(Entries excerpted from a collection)
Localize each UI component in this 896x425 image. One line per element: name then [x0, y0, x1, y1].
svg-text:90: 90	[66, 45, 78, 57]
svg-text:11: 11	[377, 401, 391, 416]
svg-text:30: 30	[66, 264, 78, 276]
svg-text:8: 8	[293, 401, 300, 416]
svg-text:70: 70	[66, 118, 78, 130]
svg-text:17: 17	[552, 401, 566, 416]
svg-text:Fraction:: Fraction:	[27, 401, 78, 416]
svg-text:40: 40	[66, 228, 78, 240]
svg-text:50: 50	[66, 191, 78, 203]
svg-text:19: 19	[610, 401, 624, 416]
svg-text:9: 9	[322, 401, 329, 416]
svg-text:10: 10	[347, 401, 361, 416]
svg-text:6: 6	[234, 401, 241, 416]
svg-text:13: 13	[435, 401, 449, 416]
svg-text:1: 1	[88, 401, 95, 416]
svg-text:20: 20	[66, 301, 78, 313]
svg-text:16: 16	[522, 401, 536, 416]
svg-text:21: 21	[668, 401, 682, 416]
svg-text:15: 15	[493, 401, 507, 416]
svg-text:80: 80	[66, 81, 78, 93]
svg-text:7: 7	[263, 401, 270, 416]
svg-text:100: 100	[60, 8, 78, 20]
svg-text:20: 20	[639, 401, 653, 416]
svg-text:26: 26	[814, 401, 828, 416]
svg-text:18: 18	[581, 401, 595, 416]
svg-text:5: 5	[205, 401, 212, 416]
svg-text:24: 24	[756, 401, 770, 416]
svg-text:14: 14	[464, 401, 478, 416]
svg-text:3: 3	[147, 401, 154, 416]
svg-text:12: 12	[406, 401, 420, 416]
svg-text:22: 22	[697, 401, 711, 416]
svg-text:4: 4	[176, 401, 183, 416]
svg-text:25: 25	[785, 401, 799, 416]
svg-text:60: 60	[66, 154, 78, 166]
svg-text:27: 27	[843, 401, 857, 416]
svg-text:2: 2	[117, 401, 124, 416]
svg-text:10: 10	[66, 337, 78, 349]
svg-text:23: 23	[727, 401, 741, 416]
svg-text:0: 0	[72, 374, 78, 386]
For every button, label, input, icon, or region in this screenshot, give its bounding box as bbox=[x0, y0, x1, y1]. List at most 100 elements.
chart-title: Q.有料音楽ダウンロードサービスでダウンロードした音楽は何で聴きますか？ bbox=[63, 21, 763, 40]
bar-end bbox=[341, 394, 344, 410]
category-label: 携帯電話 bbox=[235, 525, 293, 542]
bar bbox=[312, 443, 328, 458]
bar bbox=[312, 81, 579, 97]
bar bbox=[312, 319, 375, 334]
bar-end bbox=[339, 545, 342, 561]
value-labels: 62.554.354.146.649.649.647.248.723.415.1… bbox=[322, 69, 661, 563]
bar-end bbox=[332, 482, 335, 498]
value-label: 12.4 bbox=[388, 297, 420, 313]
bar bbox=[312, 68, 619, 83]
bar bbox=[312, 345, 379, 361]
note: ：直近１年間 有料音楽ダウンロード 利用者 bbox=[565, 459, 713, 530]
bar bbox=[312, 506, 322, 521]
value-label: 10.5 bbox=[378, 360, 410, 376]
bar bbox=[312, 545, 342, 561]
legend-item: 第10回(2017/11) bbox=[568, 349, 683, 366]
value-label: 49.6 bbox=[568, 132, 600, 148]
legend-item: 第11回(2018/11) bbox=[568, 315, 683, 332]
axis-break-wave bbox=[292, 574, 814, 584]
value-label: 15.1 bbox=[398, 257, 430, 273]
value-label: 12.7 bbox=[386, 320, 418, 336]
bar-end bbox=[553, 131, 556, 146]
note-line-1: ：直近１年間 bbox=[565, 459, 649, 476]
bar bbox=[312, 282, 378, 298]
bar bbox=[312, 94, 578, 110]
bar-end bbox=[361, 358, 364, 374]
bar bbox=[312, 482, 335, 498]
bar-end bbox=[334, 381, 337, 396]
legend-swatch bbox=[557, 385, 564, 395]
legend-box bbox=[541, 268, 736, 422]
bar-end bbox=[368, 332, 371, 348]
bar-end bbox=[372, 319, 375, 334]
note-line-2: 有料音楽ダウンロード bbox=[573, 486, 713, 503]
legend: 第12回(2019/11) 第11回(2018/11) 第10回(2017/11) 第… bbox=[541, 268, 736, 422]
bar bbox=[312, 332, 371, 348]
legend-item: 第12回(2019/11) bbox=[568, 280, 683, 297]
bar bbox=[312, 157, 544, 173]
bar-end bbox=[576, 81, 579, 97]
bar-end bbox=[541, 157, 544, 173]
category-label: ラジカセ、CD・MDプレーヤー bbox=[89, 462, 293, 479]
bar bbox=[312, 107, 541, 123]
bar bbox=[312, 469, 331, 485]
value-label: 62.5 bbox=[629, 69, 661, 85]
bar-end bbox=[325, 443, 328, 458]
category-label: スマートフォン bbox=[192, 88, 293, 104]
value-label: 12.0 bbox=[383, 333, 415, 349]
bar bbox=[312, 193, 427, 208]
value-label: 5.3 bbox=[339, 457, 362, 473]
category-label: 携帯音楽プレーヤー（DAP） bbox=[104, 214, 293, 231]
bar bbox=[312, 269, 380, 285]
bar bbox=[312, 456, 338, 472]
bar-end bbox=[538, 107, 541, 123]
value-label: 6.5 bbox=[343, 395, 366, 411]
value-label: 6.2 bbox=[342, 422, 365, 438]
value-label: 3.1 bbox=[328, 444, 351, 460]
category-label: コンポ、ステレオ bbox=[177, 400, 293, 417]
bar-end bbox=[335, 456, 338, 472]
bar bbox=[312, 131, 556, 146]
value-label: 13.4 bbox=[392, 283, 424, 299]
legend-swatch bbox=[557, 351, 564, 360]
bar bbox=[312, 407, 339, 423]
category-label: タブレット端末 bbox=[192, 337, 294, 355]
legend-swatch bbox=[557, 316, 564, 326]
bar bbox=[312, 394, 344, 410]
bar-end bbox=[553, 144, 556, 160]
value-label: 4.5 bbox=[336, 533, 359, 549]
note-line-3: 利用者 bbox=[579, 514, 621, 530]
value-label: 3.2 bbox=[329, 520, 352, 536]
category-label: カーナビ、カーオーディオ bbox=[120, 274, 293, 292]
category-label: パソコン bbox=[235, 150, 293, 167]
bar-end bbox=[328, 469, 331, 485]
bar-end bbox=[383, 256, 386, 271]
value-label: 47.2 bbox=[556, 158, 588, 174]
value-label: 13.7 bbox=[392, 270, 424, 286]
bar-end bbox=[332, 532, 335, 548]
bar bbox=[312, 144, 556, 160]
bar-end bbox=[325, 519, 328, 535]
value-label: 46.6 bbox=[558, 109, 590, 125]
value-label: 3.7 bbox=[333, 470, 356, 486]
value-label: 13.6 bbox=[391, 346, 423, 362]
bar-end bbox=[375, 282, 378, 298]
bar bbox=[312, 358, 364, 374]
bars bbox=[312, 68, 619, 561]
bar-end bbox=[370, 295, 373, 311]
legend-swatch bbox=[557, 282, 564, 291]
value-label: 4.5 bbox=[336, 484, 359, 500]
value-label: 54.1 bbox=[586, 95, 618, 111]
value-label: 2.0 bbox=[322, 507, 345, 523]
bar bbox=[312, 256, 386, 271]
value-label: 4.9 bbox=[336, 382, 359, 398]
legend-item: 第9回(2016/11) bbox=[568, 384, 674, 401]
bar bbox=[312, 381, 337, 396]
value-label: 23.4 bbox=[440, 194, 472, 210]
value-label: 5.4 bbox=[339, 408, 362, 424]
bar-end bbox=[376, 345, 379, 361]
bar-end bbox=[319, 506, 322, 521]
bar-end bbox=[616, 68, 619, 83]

→ **Requirement**: Reproduce the entries from the start through the line containing "401, 828, 416]", changing each "svg-text" to "text-label" and leaving everything else as it stands.

→ **Solution to the problem**:
Localize each UI component in this 896x425 image. One line per element: name then [x0, y0, x1, y1].
text-label:90: 90	[66, 45, 78, 57]
text-label:11: 11	[377, 401, 391, 416]
text-label:30: 30	[66, 264, 78, 276]
text-label:8: 8	[293, 401, 300, 416]
text-label:70: 70	[66, 118, 78, 130]
text-label:17: 17	[552, 401, 566, 416]
text-label:Fraction:: Fraction:	[27, 401, 78, 416]
text-label:40: 40	[66, 228, 78, 240]
text-label:50: 50	[66, 191, 78, 203]
text-label:19: 19	[610, 401, 624, 416]
text-label:9: 9	[322, 401, 329, 416]
text-label:10: 10	[347, 401, 361, 416]
text-label:6: 6	[234, 401, 241, 416]
text-label:13: 13	[435, 401, 449, 416]
text-label:1: 1	[88, 401, 95, 416]
text-label:20: 20	[66, 301, 78, 313]
text-label:16: 16	[522, 401, 536, 416]
text-label:21: 21	[668, 401, 682, 416]
text-label:15: 15	[493, 401, 507, 416]
text-label:80: 80	[66, 81, 78, 93]
text-label:7: 7	[263, 401, 270, 416]
text-label:100: 100	[60, 8, 78, 20]
text-label:20: 20	[639, 401, 653, 416]
text-label:26: 26	[814, 401, 828, 416]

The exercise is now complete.